* [Stated problem]
Only the number is wanted: how many lines in the data contain "this"?

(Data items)
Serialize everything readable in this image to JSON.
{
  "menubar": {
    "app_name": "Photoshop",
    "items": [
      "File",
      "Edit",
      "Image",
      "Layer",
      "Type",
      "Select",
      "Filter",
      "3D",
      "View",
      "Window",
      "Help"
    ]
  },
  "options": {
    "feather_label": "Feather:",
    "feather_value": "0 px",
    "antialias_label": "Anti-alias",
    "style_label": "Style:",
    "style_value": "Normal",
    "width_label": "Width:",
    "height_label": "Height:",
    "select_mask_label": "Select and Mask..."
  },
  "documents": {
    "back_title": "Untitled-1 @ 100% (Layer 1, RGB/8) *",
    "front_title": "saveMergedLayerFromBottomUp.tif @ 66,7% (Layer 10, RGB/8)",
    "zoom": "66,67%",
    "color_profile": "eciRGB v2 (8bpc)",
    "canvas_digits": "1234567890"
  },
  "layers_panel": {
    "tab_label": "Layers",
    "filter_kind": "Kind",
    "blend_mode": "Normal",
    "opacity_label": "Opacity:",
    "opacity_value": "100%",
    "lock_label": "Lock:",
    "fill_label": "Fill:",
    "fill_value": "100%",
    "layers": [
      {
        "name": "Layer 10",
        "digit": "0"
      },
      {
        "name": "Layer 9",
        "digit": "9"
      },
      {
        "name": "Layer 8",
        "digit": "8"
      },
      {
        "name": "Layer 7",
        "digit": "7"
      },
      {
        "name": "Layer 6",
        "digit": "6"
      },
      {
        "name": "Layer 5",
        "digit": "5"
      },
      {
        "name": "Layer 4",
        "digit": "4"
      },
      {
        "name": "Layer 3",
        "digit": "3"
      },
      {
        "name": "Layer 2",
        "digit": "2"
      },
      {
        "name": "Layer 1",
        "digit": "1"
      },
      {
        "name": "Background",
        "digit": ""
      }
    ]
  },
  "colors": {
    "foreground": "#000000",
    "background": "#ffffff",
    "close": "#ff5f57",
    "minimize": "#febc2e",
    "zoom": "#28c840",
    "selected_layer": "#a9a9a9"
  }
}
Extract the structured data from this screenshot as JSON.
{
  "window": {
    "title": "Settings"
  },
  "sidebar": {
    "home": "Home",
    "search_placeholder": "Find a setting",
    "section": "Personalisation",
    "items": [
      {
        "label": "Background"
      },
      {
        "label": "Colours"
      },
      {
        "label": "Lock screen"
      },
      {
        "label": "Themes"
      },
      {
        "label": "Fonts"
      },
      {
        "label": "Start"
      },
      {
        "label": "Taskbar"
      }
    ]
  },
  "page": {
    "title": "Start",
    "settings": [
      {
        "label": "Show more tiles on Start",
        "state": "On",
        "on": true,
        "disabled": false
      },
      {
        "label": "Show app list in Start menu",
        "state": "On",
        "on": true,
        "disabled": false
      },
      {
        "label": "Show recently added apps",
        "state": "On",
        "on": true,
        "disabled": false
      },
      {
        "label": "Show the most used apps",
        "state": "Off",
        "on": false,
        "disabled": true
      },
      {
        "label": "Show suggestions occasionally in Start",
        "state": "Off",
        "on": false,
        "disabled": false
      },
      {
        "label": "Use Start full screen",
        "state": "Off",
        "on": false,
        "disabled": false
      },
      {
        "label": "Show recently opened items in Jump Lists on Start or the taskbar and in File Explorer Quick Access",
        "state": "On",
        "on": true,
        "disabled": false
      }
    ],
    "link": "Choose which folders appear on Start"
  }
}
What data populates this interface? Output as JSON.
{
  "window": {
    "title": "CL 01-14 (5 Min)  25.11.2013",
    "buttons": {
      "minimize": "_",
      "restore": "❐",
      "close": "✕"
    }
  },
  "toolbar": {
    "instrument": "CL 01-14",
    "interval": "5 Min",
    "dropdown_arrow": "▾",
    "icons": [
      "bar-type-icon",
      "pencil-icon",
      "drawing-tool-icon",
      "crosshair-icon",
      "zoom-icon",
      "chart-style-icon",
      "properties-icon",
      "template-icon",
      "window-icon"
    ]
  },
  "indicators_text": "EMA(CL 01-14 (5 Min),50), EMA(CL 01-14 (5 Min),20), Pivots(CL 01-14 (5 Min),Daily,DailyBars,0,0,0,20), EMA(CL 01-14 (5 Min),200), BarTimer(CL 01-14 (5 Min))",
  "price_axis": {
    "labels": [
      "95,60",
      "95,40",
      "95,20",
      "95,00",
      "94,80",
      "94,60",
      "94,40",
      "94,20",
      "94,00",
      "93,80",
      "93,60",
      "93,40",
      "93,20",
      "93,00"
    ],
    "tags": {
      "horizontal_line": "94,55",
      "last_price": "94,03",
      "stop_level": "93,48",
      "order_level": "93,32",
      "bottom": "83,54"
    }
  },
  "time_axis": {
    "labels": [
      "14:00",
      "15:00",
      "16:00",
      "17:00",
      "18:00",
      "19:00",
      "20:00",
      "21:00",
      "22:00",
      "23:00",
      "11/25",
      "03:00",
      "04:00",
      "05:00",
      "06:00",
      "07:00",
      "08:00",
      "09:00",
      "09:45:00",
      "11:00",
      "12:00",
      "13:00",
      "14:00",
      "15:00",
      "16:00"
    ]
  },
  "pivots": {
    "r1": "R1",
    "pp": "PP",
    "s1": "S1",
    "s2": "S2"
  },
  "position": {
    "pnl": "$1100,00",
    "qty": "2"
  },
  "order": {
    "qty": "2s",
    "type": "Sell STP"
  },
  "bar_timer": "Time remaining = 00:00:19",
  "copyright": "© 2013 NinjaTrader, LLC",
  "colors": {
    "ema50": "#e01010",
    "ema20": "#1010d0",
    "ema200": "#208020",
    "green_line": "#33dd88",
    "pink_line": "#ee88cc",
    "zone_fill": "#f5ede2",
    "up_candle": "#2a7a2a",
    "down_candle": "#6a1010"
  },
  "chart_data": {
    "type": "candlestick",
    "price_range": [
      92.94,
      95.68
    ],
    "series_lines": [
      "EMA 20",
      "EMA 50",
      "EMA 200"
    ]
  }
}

* [Task output]
3